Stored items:
***
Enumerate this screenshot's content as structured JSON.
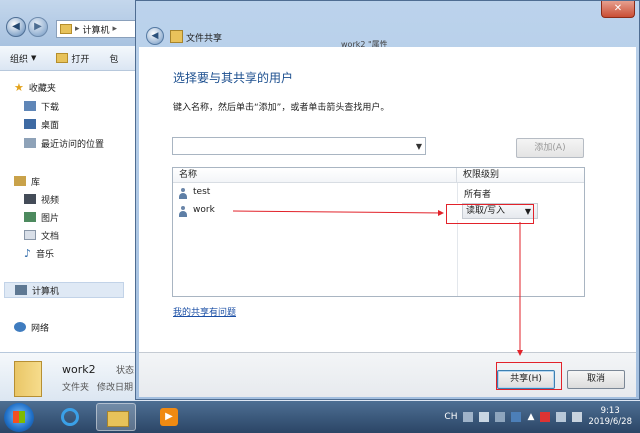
{
  "explorer": {
    "breadcrumb": [
      "计算机"
    ],
    "toolbar": {
      "organize": "组织",
      "open": "打开",
      "more": "包"
    },
    "nav": {
      "favorites": "收藏夹",
      "favorites_items": [
        "下载",
        "桌面",
        "最近访问的位置"
      ],
      "libraries": "库",
      "libraries_items": [
        "视频",
        "图片",
        "文档",
        "音乐"
      ],
      "computer": "计算机",
      "network": "网络"
    },
    "details": {
      "name": "work2",
      "status_label": "状态",
      "type": "文件夹",
      "modified": "修改日期"
    }
  },
  "dialog": {
    "caption": "文件共享",
    "bg_tab_fragment": "work2 \"属性",
    "heading": "选择要与其共享的用户",
    "instruction": "键入名称，然后单击“添加”，或者单击箭头查找用户。",
    "name_input": {
      "value": "",
      "placeholder": ""
    },
    "add_button": "添加(A)",
    "columns": {
      "name": "名称",
      "permission": "权限级别"
    },
    "rows": [
      {
        "name": "test",
        "permission": "所有者"
      },
      {
        "name": "work",
        "permission": "读取/写入"
      }
    ],
    "help_link": "我的共享有问题",
    "share_button": "共享(H)",
    "cancel_button": "取消"
  },
  "taskbar": {
    "language": "CH",
    "time": "9:13",
    "date": "2019/6/28"
  },
  "colors": {
    "annotation_red": "#e2222a",
    "link_blue": "#1b4fa5",
    "heading_blue": "#1c4f8f"
  }
}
***
● **Objective**
The data above needs to be retyped exactly, with the images left out.

● **Exercise result**
Enumerate this screenshot's content as structured JSON.
{
  "explorer": {
    "breadcrumb": [
      "计算机"
    ],
    "toolbar": {
      "organize": "组织",
      "open": "打开",
      "more": "包"
    },
    "nav": {
      "favorites": "收藏夹",
      "favorites_items": [
        "下载",
        "桌面",
        "最近访问的位置"
      ],
      "libraries": "库",
      "libraries_items": [
        "视频",
        "图片",
        "文档",
        "音乐"
      ],
      "computer": "计算机",
      "network": "网络"
    },
    "details": {
      "name": "work2",
      "status_label": "状态",
      "type": "文件夹",
      "modified": "修改日期"
    }
  },
  "dialog": {
    "caption": "文件共享",
    "bg_tab_fragment": "work2 \"属性",
    "heading": "选择要与其共享的用户",
    "instruction": "键入名称，然后单击“添加”，或者单击箭头查找用户。",
    "name_input": {
      "value": "",
      "placeholder": ""
    },
    "add_button": "添加(A)",
    "columns": {
      "name": "名称",
      "permission": "权限级别"
    },
    "rows": [
      {
        "name": "test",
        "permission": "所有者"
      },
      {
        "name": "work",
        "permission": "读取/写入"
      }
    ],
    "help_link": "我的共享有问题",
    "share_button": "共享(H)",
    "cancel_button": "取消"
  },
  "taskbar": {
    "language": "CH",
    "time": "9:13",
    "date": "2019/6/28"
  },
  "colors": {
    "annotation_red": "#e2222a",
    "link_blue": "#1b4fa5",
    "heading_blue": "#1c4f8f"
  }
}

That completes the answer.